- [INPUT DATA]:
═══
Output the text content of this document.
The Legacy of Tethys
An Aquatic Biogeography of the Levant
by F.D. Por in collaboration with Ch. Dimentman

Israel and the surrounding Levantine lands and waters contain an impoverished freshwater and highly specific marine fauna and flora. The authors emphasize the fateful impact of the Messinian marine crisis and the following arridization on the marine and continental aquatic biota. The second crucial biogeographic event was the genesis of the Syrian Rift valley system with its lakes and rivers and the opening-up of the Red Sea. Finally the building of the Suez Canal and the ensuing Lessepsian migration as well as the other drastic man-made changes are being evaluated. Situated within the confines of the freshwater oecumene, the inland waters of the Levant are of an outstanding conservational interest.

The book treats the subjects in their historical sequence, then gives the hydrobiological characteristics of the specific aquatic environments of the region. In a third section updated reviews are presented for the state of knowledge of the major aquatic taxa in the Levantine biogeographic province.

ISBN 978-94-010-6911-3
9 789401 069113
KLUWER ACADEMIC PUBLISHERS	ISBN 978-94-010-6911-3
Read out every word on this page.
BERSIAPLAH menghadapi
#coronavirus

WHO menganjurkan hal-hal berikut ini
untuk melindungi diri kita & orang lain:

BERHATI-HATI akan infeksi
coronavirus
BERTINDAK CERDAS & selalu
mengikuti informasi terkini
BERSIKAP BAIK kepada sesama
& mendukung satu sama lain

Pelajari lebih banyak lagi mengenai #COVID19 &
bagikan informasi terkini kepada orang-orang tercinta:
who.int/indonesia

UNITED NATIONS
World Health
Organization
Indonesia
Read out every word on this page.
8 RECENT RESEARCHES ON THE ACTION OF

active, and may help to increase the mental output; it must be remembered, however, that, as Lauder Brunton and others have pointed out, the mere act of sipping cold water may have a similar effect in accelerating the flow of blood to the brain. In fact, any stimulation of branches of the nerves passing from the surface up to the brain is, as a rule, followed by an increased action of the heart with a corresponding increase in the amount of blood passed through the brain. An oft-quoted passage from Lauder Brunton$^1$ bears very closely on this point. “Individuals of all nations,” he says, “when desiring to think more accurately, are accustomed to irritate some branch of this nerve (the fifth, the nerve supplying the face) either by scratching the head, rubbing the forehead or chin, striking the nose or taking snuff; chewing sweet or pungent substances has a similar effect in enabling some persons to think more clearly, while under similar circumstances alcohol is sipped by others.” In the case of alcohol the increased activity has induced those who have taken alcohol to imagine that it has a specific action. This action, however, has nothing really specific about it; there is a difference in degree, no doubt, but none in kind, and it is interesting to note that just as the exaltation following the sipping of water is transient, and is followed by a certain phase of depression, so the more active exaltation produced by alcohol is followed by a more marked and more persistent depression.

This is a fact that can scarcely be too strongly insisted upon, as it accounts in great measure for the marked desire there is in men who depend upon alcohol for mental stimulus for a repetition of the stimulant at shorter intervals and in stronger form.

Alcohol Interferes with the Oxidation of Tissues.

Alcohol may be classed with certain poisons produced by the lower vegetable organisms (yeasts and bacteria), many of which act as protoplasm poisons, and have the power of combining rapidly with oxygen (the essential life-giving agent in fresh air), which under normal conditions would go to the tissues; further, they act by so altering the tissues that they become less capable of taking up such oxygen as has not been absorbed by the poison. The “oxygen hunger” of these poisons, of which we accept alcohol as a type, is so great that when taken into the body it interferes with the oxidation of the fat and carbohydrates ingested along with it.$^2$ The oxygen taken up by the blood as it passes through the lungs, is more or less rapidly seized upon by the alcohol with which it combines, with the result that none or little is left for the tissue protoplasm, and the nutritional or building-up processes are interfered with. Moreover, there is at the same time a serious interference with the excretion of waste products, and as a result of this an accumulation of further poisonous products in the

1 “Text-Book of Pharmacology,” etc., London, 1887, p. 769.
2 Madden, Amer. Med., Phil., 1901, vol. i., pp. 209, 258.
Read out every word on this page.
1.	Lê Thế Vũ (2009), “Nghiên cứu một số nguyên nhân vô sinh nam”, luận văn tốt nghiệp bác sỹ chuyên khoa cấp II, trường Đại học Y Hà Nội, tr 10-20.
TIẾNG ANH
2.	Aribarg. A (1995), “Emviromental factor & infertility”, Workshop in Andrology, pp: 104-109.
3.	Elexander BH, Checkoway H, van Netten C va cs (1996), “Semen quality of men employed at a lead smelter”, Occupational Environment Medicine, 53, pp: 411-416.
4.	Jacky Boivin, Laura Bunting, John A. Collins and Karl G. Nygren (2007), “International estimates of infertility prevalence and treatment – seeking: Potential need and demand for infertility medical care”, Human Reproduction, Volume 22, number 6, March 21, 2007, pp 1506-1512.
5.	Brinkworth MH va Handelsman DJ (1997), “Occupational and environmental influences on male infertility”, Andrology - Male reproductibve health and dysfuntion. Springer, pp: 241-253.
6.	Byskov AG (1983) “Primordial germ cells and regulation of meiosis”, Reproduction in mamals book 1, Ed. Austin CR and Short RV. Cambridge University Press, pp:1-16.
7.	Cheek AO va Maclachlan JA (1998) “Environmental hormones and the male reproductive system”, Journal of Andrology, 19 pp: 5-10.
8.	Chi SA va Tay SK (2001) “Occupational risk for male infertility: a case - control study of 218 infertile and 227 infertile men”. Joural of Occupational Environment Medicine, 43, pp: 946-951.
═══
- [ACTION ITEM]:
I need every line of the material that includes "kepada", so please copy them out.

- [EXPECTED OUTPUT]:
BERSIKAP BAIK kepada sesama
bagikan informasi terkini kepada orang-orang tercinta:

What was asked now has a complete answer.